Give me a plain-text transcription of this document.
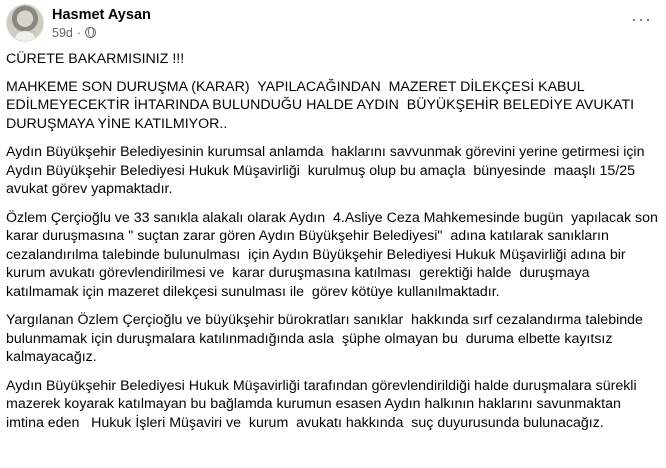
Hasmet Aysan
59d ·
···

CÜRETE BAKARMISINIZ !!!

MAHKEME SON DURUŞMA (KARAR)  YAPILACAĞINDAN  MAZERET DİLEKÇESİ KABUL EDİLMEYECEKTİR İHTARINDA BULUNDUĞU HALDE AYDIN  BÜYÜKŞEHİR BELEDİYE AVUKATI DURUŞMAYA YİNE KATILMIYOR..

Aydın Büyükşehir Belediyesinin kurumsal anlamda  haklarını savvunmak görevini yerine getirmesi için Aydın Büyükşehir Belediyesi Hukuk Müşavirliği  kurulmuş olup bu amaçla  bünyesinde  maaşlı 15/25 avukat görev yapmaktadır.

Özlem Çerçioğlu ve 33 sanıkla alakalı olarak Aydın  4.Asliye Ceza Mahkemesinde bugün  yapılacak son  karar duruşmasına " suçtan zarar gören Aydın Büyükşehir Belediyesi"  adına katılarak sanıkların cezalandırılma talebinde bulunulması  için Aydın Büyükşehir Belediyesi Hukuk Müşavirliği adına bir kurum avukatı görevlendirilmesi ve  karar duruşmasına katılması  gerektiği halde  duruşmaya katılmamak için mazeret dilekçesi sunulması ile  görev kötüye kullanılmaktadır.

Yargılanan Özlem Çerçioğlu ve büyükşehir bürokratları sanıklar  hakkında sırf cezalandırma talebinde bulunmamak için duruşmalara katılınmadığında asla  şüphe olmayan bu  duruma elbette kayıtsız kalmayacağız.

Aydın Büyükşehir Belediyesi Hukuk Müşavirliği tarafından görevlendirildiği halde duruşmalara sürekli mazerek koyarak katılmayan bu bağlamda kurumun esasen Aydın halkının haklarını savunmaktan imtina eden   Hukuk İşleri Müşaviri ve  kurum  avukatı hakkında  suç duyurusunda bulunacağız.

——

→ **Exercise requirements**: Select the lines in this material that hold the word "duruşmalara", leaving none out.

→ **Output**:
Yargılanan Özlem Çerçioğlu ve büyükşehir bürokratları sanıklar  hakkında sırf cezalandırma talebinde bulunmamak için duruşmalara katılınmadığında asla  şüphe olmayan bu  duruma elbette kayıtsız kalmayacağız.
Aydın Büyükşehir Belediyesi Hukuk Müşavirliği tarafından görevlendirildiği halde duruşmalara sürekli mazerek koyarak katılmayan bu bağlamda kurumun esasen Aydın halkının haklarını savunmaktan imtina eden   Hukuk İşleri Müşaviri ve  kurum  avukatı hakkında  suç duyurusunda bulunacağız.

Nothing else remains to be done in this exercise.